-- BEGIN --

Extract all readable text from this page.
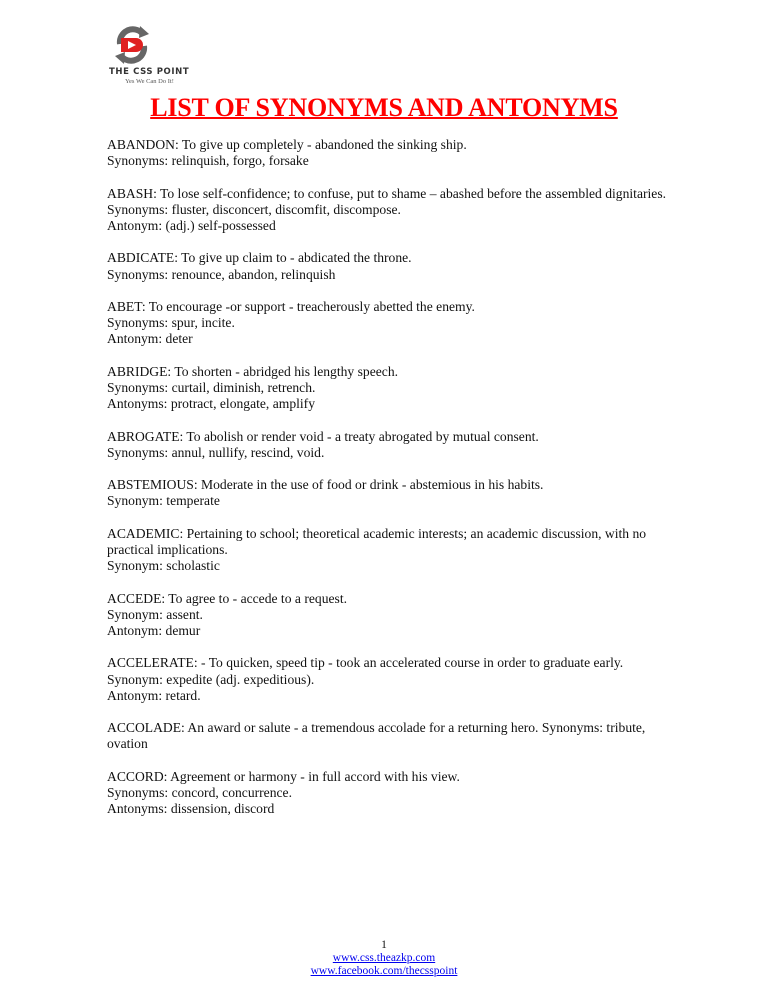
THE CSS POINT
Yes We Can Do It!
LIST OF SYNONYMS AND ANTONYMS

ABANDON: To give up completely - abandoned the sinking ship.

Synonyms: relinquish, forgo, forsake

ABASH: To lose self-confidence; to confuse, put to shame – abashed before the assembled dignitaries.

Synonyms: fluster, disconcert, discomfit, discompose.

Antonym: (adj.) self-possessed

ABDICATE: To give up claim to - abdicated the throne.

Synonyms: renounce, abandon, relinquish

ABET: To encourage -or support - treacherously abetted the enemy.

Synonyms: spur, incite.

Antonym: deter

ABRIDGE: To shorten - abridged his lengthy speech.

Synonyms: curtail, diminish, retrench.

Antonyms: protract, elongate, amplify

ABROGATE: To abolish or render void - a treaty abrogated by mutual consent.

Synonyms: annul, nullify, rescind, void.

ABSTEMIOUS: Moderate in the use of food or drink - abstemious in his habits.

Synonym: temperate

ACADEMIC: Pertaining to school; theoretical academic interests; an academic discussion, with no practical implications.

Synonym: scholastic

ACCEDE: To agree to - accede to a request.

Synonym: assent.

Antonym: demur

ACCELERATE: - To quicken, speed tip - took an accelerated course in order to graduate early.

Synonym: expedite (adj. expeditious).

Antonym: retard.

ACCOLADE: An award or salute - a tremendous accolade for a returning hero. Synonyms: tribute, ovation

ACCORD: Agreement or harmony - in full accord with his view.

Synonyms: concord, concurrence.

Antonyms: dissension, discord

1
www.css.theazkp.com
www.facebook.com/thecsspoint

-- END --

■ **Task prompt**
All the lines above are to be reproduced exactly, except the pictures.

■ **The output**
Extract all readable text from this page.
THE CSS POINT
Yes We Can Do It!
LIST OF SYNONYMS AND ANTONYMS

ABANDON: To give up completely - abandoned the sinking ship.

Synonyms: relinquish, forgo, forsake

ABASH: To lose self-confidence; to confuse, put to shame – abashed before the assembled dignitaries.

Synonyms: fluster, disconcert, discomfit, discompose.

Antonym: (adj.) self-possessed

ABDICATE: To give up claim to - abdicated the throne.

Synonyms: renounce, abandon, relinquish

ABET: To encourage -or support - treacherously abetted the enemy.

Synonyms: spur, incite.

Antonym: deter

ABRIDGE: To shorten - abridged his lengthy speech.

Synonyms: curtail, diminish, retrench.

Antonyms: protract, elongate, amplify

ABROGATE: To abolish or render void - a treaty abrogated by mutual consent.

Synonyms: annul, nullify, rescind, void.

ABSTEMIOUS: Moderate in the use of food or drink - abstemious in his habits.

Synonym: temperate

ACADEMIC: Pertaining to school; theoretical academic interests; an academic discussion, with no practical implications.

Synonym: scholastic

ACCEDE: To agree to - accede to a request.

Synonym: assent.

Antonym: demur

ACCELERATE: - To quicken, speed tip - took an accelerated course in order to graduate early.

Synonym: expedite (adj. expeditious).

Antonym: retard.

ACCOLADE: An award or salute - a tremendous accolade for a returning hero. Synonyms: tribute, ovation

ACCORD: Agreement or harmony - in full accord with his view.

Synonyms: concord, concurrence.

Antonyms: dissension, discord

1
www.css.theazkp.com
www.facebook.com/thecsspoint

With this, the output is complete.